* **TASK DIRECTIONS**:
From the entries that follow, gather each line holding the word "desc".

* **Dataset items**:
★ ★ ★ ★ ★
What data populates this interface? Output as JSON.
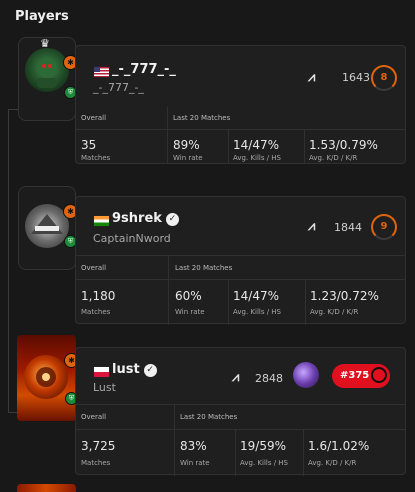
{
  "section_title": "Players",
  "overall_label": "Overall",
  "last20_label": "Last 20 Matches",
  "labels": {
    "matches": "Matches",
    "winrate": "Win rate",
    "kills_hs": "Avg. Kills / HS",
    "kd_kr": "Avg. K/D / K/R"
  },
  "players": [
    {
      "nickname": "_-_777_-_",
      "realname": "_-_777_-_",
      "country_flag": "us",
      "verified": false,
      "elo": "1643",
      "level": "8",
      "matches": "35",
      "winrate": "89%",
      "kills_hs": "14/47%",
      "kd_kr": "1.53/0.79%"
    },
    {
      "nickname": "9shrek",
      "realname": "CaptainNword",
      "country_flag": "in",
      "verified": true,
      "elo": "1844",
      "level": "9",
      "matches": "1,180",
      "winrate": "60%",
      "kills_hs": "14/47%",
      "kd_kr": "1.23/0.72%"
    },
    {
      "nickname": "lust",
      "realname": "Lust",
      "country_flag": "pl",
      "verified": true,
      "elo": "2848",
      "rank": "#375",
      "matches": "3,725",
      "winrate": "83%",
      "kills_hs": "19/59%",
      "kd_kr": "1.6/1.02%"
    }
  ],
  "colors": {
    "background": "#181818",
    "card": "#1f1f1f",
    "accent_orange": "#e2640e",
    "rank_red": "#e0101e"
  }
}
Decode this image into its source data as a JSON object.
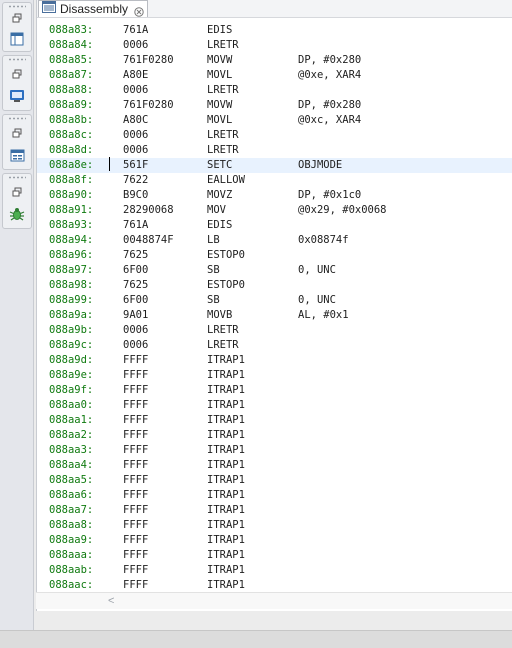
{
  "tab": {
    "title": "Disassembly",
    "icon": "disassembly-icon",
    "close_icon": "close-icon"
  },
  "toolbar": {
    "groups": [
      {
        "buttons": [
          "restore-icon",
          "view-layout-icon"
        ]
      },
      {
        "buttons": [
          "restore-icon",
          "console-icon"
        ]
      },
      {
        "buttons": [
          "restore-icon",
          "registers-icon"
        ]
      },
      {
        "buttons": [
          "restore-icon",
          "debug-bug-icon"
        ]
      }
    ]
  },
  "colors": {
    "address": "#0f7a0f",
    "current_line": "#e8f2fe",
    "accent_debug": "#4caf50"
  },
  "current_row": 9,
  "rows": [
    {
      "addr": "088a83:",
      "op": "761A",
      "mn": "EDIS",
      "args": ""
    },
    {
      "addr": "088a84:",
      "op": "0006",
      "mn": "LRETR",
      "args": ""
    },
    {
      "addr": "088a85:",
      "op": "761F0280",
      "mn": "MOVW",
      "args": "DP, #0x280"
    },
    {
      "addr": "088a87:",
      "op": "A80E",
      "mn": "MOVL",
      "args": "@0xe, XAR4"
    },
    {
      "addr": "088a88:",
      "op": "0006",
      "mn": "LRETR",
      "args": ""
    },
    {
      "addr": "088a89:",
      "op": "761F0280",
      "mn": "MOVW",
      "args": "DP, #0x280"
    },
    {
      "addr": "088a8b:",
      "op": "A80C",
      "mn": "MOVL",
      "args": "@0xc, XAR4"
    },
    {
      "addr": "088a8c:",
      "op": "0006",
      "mn": "LRETR",
      "args": ""
    },
    {
      "addr": "088a8d:",
      "op": "0006",
      "mn": "LRETR",
      "args": ""
    },
    {
      "addr": "088a8e:",
      "op": "561F",
      "mn": "SETC",
      "args": "OBJMODE"
    },
    {
      "addr": "088a8f:",
      "op": "7622",
      "mn": "EALLOW",
      "args": ""
    },
    {
      "addr": "088a90:",
      "op": "B9C0",
      "mn": "MOVZ",
      "args": "DP, #0x1c0"
    },
    {
      "addr": "088a91:",
      "op": "28290068",
      "mn": "MOV",
      "args": "@0x29, #0x0068"
    },
    {
      "addr": "088a93:",
      "op": "761A",
      "mn": "EDIS",
      "args": ""
    },
    {
      "addr": "088a94:",
      "op": "0048874F",
      "mn": "LB",
      "args": "0x08874f"
    },
    {
      "addr": "088a96:",
      "op": "7625",
      "mn": "ESTOP0",
      "args": ""
    },
    {
      "addr": "088a97:",
      "op": "6F00",
      "mn": "SB",
      "args": "0, UNC"
    },
    {
      "addr": "088a98:",
      "op": "7625",
      "mn": "ESTOP0",
      "args": ""
    },
    {
      "addr": "088a99:",
      "op": "6F00",
      "mn": "SB",
      "args": "0, UNC"
    },
    {
      "addr": "088a9a:",
      "op": "9A01",
      "mn": "MOVB",
      "args": "AL, #0x1"
    },
    {
      "addr": "088a9b:",
      "op": "0006",
      "mn": "LRETR",
      "args": ""
    },
    {
      "addr": "088a9c:",
      "op": "0006",
      "mn": "LRETR",
      "args": ""
    },
    {
      "addr": "088a9d:",
      "op": "FFFF",
      "mn": "ITRAP1",
      "args": ""
    },
    {
      "addr": "088a9e:",
      "op": "FFFF",
      "mn": "ITRAP1",
      "args": ""
    },
    {
      "addr": "088a9f:",
      "op": "FFFF",
      "mn": "ITRAP1",
      "args": ""
    },
    {
      "addr": "088aa0:",
      "op": "FFFF",
      "mn": "ITRAP1",
      "args": ""
    },
    {
      "addr": "088aa1:",
      "op": "FFFF",
      "mn": "ITRAP1",
      "args": ""
    },
    {
      "addr": "088aa2:",
      "op": "FFFF",
      "mn": "ITRAP1",
      "args": ""
    },
    {
      "addr": "088aa3:",
      "op": "FFFF",
      "mn": "ITRAP1",
      "args": ""
    },
    {
      "addr": "088aa4:",
      "op": "FFFF",
      "mn": "ITRAP1",
      "args": ""
    },
    {
      "addr": "088aa5:",
      "op": "FFFF",
      "mn": "ITRAP1",
      "args": ""
    },
    {
      "addr": "088aa6:",
      "op": "FFFF",
      "mn": "ITRAP1",
      "args": ""
    },
    {
      "addr": "088aa7:",
      "op": "FFFF",
      "mn": "ITRAP1",
      "args": ""
    },
    {
      "addr": "088aa8:",
      "op": "FFFF",
      "mn": "ITRAP1",
      "args": ""
    },
    {
      "addr": "088aa9:",
      "op": "FFFF",
      "mn": "ITRAP1",
      "args": ""
    },
    {
      "addr": "088aaa:",
      "op": "FFFF",
      "mn": "ITRAP1",
      "args": ""
    },
    {
      "addr": "088aab:",
      "op": "FFFF",
      "mn": "ITRAP1",
      "args": ""
    },
    {
      "addr": "088aac:",
      "op": "FFFF",
      "mn": "ITRAP1",
      "args": ""
    }
  ],
  "scrollbar": {
    "left_arrow": "chevron-left-icon"
  }
}
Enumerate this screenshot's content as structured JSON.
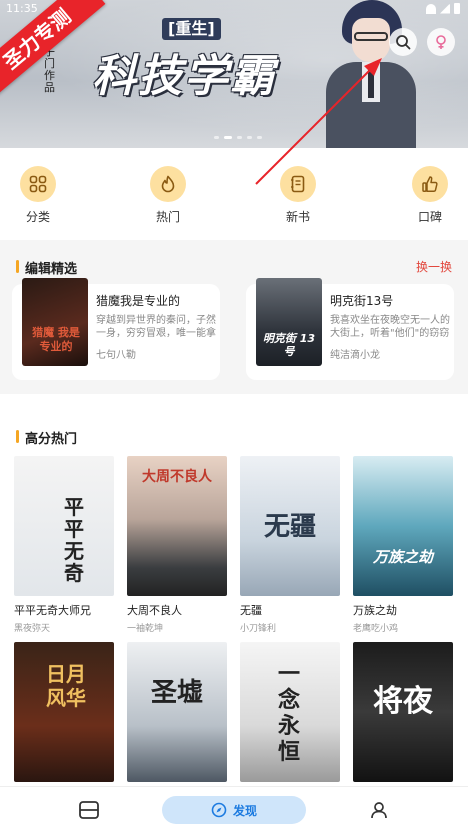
{
  "status_bar": {
    "time": "11:35"
  },
  "banner": {
    "ribbon_text": "圣力专测",
    "tag": "[重生]",
    "title": "科技学霸",
    "side_text": "子门 作品",
    "search_icon": "search-icon",
    "gender_icon": "female-icon",
    "carousel": {
      "count": 5,
      "active": 1
    }
  },
  "quick_nav": [
    {
      "label": "分类",
      "icon": "grid-icon"
    },
    {
      "label": "热门",
      "icon": "flame-icon"
    },
    {
      "label": "新书",
      "icon": "notebook-icon"
    },
    {
      "label": "口碑",
      "icon": "thumbs-up-icon"
    }
  ],
  "editor_picks": {
    "title": "编辑精选",
    "swap_label": "换一换",
    "items": [
      {
        "title": "猎魔我是专业的",
        "desc": "穿越到异世界的秦问，子然一身，穷穷冒艰，唯一能拿得出...",
        "author": "七句八勒",
        "cover_text": "猎魔 我是专业的"
      },
      {
        "title": "明克街13号",
        "desc": "我喜欢坐在夜晚空无一人的大街上，听着\"他们\"的窃窃私语...",
        "author": "纯洁滴小龙",
        "cover_text": "明克街 13号"
      }
    ]
  },
  "hot_books": {
    "title": "高分热门",
    "items": [
      {
        "name": "平平无奇大师兄",
        "author": "黑夜弥天",
        "cover_text": "平平无奇"
      },
      {
        "name": "大周不良人",
        "author": "一袖乾坤",
        "cover_text": "大周不良人"
      },
      {
        "name": "无疆",
        "author": "小刀锋利",
        "cover_text": "无疆"
      },
      {
        "name": "万族之劫",
        "author": "老鹰吃小鸡",
        "cover_text": "万族之劫"
      },
      {
        "name": "",
        "author": "",
        "cover_text": "日月风华"
      },
      {
        "name": "",
        "author": "",
        "cover_text": "圣墟"
      },
      {
        "name": "",
        "author": "",
        "cover_text": "一念永恒"
      },
      {
        "name": "",
        "author": "",
        "cover_text": "将夜"
      }
    ]
  },
  "bottom_nav": {
    "bookshelf_icon": "bookshelf-icon",
    "discover_label": "发现",
    "discover_icon": "compass-icon",
    "profile_icon": "user-icon"
  },
  "colors": {
    "accent": "#f5a623",
    "swap": "#e2463c",
    "nav_active": "#1d7be0",
    "ribbon": "#e8242a"
  }
}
★ ★ ★ ★ ★
* **TASK SOLUTION**:
        "desc": "穿越到异世界的秦问，子然一身，穷穷冒艰，唯一能拿得出...",
        "desc": "我喜欢坐在夜晚空无一人的大街上，听着\"他们\"的窃窃私语...",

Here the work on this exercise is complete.